-- EXERCISE MATERIALS start --

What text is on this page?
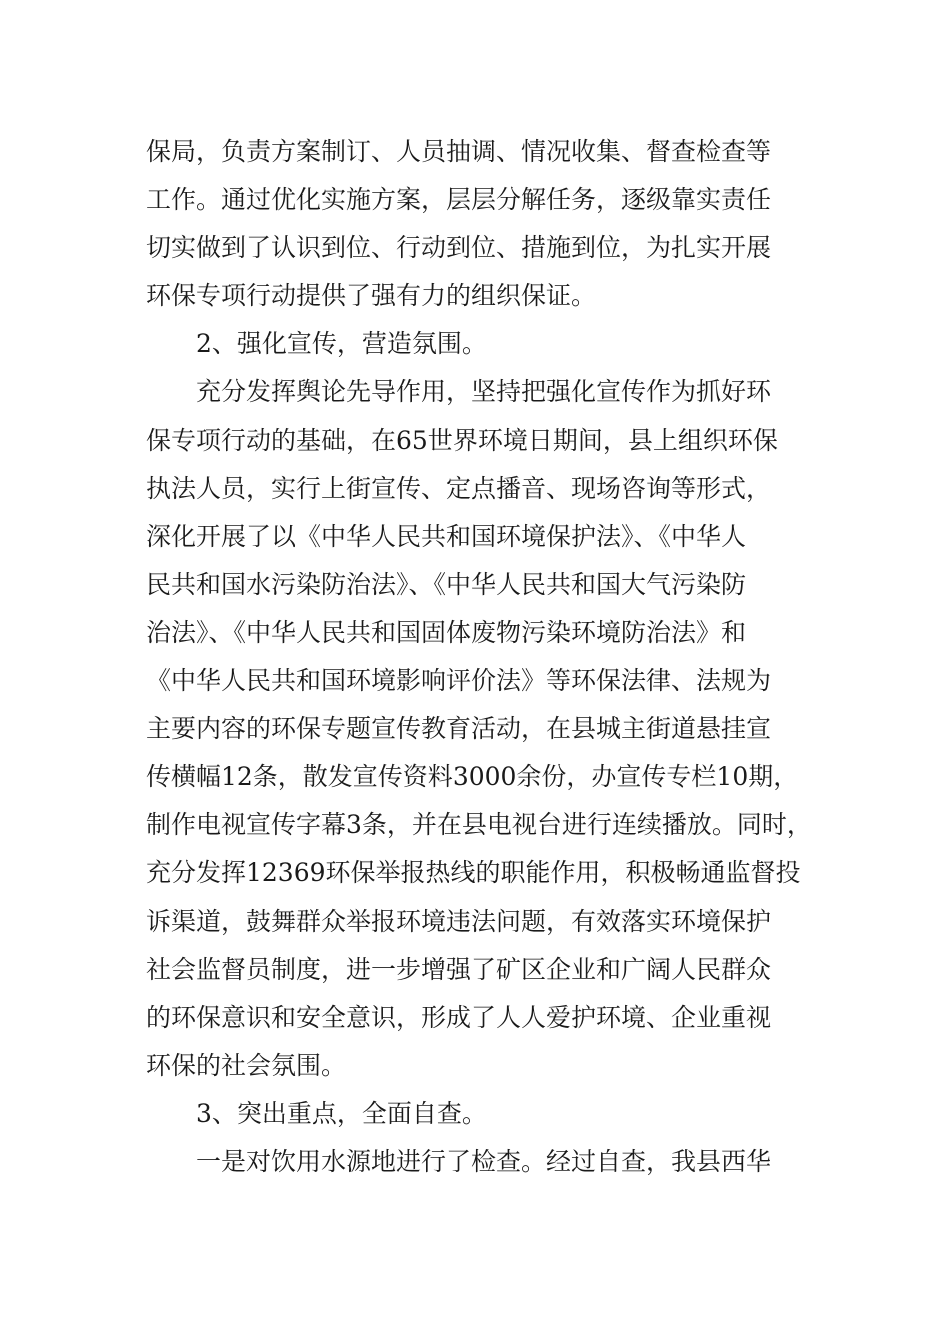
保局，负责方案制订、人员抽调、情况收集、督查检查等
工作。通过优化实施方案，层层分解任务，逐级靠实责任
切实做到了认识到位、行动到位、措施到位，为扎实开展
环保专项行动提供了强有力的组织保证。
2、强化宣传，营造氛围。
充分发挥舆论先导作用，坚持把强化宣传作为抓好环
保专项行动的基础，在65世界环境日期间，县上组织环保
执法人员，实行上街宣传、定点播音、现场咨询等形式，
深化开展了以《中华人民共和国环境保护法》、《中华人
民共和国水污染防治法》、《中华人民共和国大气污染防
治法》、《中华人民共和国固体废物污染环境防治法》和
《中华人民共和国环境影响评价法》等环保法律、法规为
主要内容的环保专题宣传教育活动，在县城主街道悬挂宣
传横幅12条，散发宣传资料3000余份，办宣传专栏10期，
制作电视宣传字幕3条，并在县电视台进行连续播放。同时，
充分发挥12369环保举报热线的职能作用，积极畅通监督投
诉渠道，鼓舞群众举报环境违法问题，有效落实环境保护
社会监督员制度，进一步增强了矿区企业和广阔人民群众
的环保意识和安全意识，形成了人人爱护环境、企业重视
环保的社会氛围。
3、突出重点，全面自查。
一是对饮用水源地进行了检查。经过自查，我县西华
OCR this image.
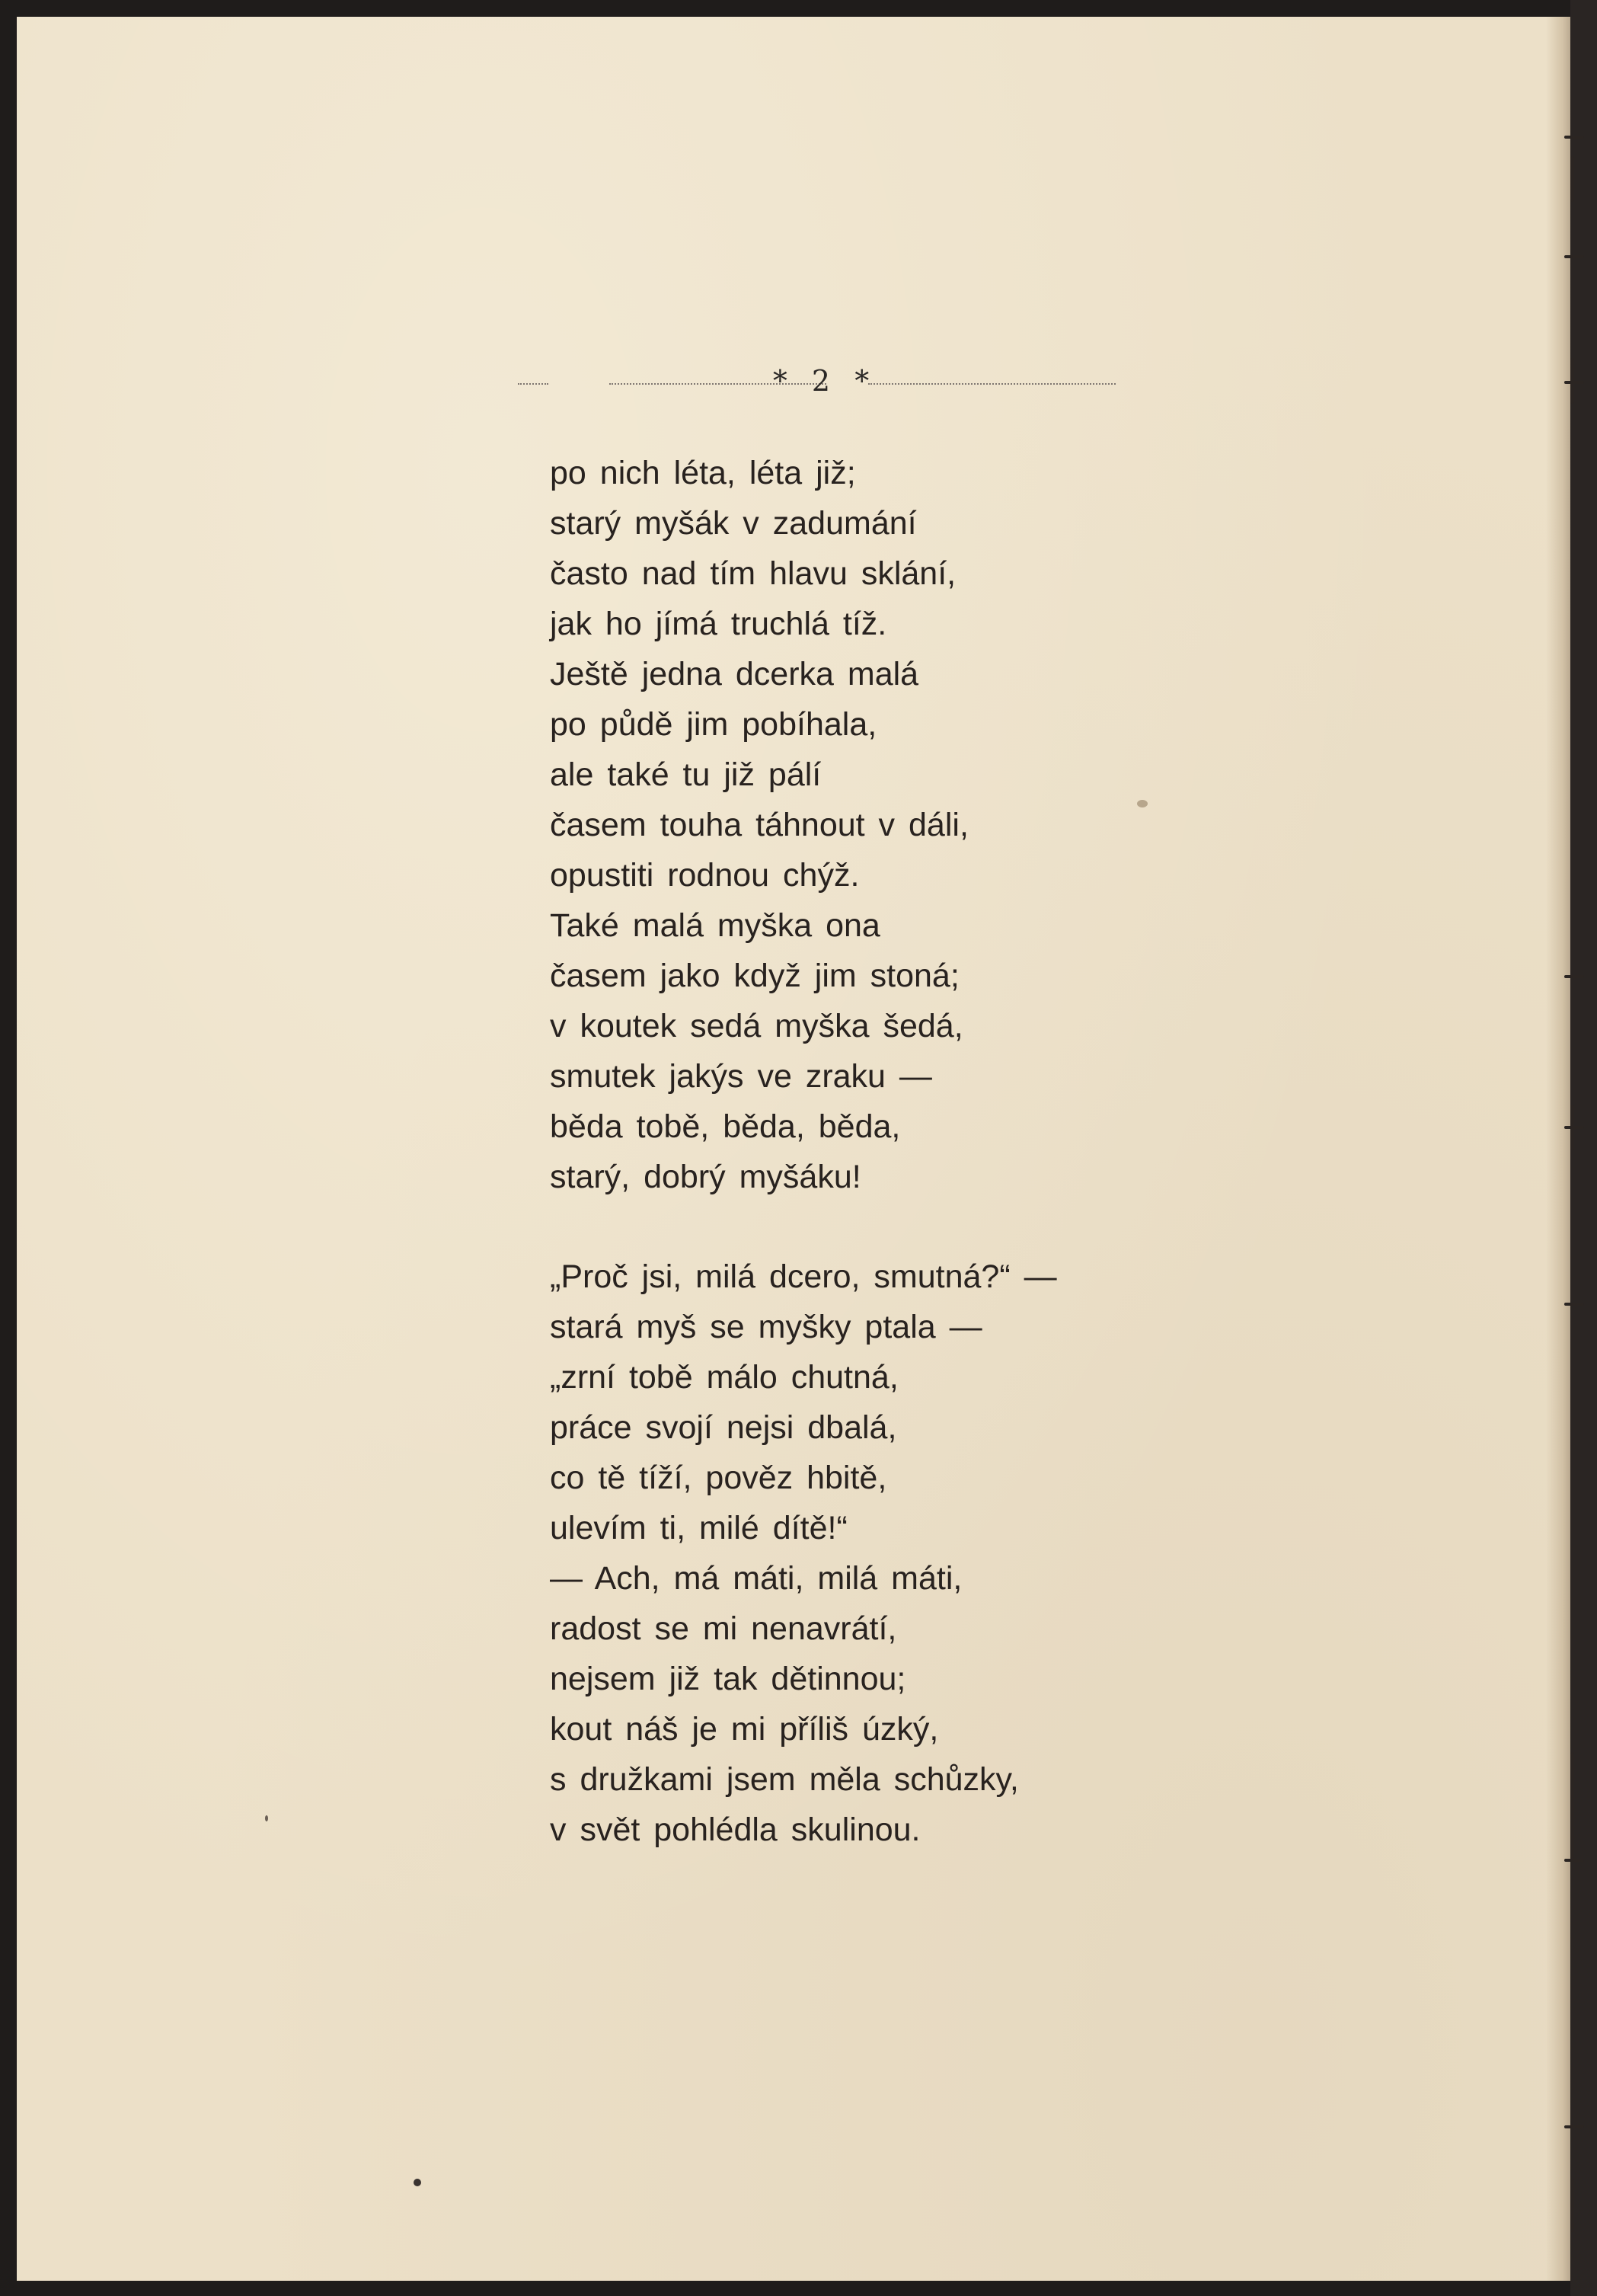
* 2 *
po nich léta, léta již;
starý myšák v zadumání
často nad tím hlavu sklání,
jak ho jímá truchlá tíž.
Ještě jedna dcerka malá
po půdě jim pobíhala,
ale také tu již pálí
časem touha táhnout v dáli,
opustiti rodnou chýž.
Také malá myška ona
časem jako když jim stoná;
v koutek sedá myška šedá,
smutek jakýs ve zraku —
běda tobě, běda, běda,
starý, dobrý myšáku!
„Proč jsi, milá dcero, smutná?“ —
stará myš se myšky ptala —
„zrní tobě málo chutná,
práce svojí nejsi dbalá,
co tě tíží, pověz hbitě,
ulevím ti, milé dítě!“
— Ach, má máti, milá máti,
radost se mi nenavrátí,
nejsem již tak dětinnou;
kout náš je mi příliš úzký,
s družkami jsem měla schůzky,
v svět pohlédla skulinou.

-- EXERCISE MATERIALS end --

AIM » Extract all lines of the records above that include "myška".

PROBLEM SOLUTION »
Také malá myška ona
v koutek sedá myška šedá,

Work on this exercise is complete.